PROVIDED ENTRIES>
== == ==

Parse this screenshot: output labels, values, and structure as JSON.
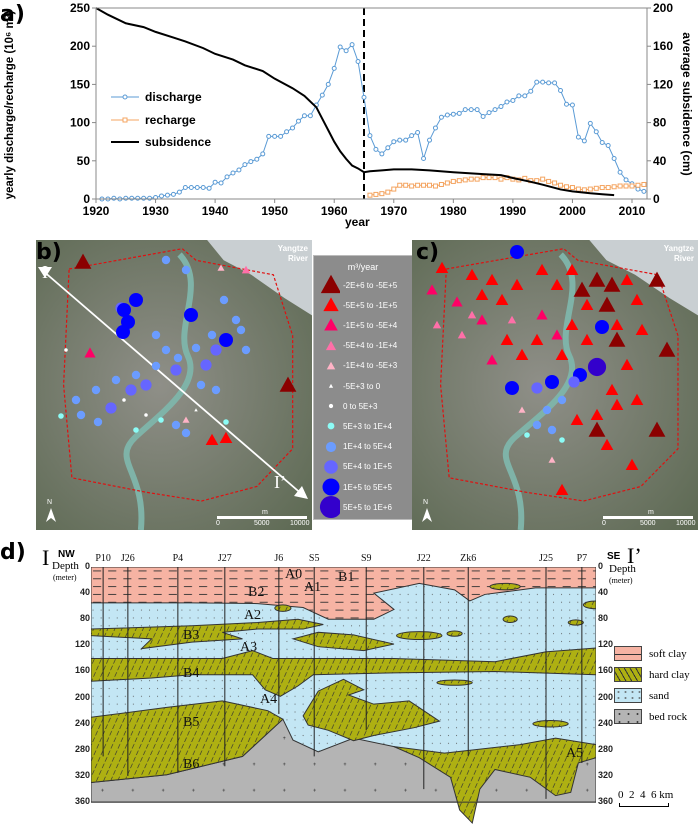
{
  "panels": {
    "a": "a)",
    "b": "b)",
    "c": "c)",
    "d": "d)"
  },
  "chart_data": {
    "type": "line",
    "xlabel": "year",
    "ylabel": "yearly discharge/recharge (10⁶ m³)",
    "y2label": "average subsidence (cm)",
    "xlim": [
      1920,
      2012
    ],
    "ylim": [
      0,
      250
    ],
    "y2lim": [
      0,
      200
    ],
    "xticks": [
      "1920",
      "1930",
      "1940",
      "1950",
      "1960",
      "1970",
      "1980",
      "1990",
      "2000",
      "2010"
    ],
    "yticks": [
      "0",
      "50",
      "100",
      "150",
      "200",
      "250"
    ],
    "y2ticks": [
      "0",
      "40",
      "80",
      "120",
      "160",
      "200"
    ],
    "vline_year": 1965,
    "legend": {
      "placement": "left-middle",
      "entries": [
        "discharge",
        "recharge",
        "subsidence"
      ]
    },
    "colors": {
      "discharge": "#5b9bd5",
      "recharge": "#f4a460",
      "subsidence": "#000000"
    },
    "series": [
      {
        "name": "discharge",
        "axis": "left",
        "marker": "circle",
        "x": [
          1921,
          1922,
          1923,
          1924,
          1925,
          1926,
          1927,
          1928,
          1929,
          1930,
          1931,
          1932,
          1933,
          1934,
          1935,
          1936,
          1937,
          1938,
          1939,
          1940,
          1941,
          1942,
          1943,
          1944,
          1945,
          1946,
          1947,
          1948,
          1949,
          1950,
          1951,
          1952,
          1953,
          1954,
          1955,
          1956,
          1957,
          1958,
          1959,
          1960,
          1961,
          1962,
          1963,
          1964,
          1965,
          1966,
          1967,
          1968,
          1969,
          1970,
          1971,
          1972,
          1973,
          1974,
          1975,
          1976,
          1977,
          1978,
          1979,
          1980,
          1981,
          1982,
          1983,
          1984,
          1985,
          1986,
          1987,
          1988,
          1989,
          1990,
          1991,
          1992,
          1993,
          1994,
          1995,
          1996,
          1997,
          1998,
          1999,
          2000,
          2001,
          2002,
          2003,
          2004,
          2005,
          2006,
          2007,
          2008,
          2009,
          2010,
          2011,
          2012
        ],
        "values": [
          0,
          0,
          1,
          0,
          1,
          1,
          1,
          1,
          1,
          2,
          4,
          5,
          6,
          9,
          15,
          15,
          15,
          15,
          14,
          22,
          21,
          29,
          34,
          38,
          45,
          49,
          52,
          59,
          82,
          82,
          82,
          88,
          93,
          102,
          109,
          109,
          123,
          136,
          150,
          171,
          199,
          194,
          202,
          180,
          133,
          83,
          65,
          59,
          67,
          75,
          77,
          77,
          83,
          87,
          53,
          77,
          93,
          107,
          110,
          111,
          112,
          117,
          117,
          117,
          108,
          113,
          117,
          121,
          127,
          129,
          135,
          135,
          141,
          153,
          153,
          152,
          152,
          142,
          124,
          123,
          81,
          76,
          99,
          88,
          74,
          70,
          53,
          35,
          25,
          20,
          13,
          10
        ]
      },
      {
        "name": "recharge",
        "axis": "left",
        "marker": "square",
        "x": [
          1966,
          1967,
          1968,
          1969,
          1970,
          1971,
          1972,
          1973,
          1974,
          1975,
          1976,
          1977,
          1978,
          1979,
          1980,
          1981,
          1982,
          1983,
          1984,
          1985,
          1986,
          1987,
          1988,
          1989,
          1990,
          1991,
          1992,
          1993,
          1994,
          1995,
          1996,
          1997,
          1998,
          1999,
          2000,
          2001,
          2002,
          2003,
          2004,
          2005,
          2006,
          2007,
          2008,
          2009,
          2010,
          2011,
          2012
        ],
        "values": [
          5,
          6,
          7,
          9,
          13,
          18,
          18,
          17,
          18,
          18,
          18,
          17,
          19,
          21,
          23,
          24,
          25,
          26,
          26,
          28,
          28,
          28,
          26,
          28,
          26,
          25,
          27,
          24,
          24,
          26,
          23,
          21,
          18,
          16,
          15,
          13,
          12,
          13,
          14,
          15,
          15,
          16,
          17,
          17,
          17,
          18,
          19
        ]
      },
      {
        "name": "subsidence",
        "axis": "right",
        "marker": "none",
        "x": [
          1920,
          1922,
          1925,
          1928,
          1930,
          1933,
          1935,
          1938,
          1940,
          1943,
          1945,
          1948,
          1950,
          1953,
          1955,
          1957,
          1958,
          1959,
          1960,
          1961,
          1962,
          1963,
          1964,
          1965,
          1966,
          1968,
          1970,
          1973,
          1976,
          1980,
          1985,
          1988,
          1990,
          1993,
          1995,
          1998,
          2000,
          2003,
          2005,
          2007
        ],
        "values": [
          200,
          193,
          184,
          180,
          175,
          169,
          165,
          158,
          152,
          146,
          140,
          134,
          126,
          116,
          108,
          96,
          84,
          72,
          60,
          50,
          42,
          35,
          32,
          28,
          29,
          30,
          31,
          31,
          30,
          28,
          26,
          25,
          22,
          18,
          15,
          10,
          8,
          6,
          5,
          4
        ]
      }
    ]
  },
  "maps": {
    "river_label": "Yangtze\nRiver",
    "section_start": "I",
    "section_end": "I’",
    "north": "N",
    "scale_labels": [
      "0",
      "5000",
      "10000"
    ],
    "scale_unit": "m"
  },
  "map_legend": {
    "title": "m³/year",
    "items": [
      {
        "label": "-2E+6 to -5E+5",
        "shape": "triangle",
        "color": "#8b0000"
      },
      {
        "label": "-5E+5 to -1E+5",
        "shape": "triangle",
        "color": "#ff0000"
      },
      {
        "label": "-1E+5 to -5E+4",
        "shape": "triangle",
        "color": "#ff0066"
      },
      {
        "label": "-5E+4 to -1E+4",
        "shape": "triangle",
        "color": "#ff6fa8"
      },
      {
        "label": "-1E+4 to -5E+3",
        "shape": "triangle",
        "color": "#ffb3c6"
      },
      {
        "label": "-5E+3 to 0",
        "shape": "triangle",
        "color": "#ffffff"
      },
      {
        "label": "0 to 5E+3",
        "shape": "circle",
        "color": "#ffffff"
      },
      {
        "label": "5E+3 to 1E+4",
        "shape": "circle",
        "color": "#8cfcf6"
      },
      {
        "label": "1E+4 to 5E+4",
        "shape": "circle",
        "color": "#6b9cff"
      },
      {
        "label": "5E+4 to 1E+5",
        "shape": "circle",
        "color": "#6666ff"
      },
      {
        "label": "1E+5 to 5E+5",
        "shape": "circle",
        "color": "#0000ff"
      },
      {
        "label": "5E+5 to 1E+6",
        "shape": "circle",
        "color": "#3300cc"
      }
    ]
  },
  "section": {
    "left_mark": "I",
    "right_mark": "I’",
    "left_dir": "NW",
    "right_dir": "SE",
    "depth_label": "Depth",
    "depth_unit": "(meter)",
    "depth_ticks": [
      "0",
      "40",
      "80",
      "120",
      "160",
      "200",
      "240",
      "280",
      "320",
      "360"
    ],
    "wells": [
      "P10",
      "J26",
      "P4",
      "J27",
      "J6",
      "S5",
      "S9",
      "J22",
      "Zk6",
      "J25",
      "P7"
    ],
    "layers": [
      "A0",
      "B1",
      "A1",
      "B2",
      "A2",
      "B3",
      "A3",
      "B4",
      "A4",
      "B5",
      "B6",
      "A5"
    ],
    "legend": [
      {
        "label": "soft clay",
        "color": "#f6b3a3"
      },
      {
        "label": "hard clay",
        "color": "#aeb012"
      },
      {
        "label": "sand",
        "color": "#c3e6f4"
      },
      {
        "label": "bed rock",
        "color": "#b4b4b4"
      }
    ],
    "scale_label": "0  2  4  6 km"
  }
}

== == ==

GOAL> Tally up the lines in the records that contain the word "marker" and give only the total.

TASK ANSWER> 3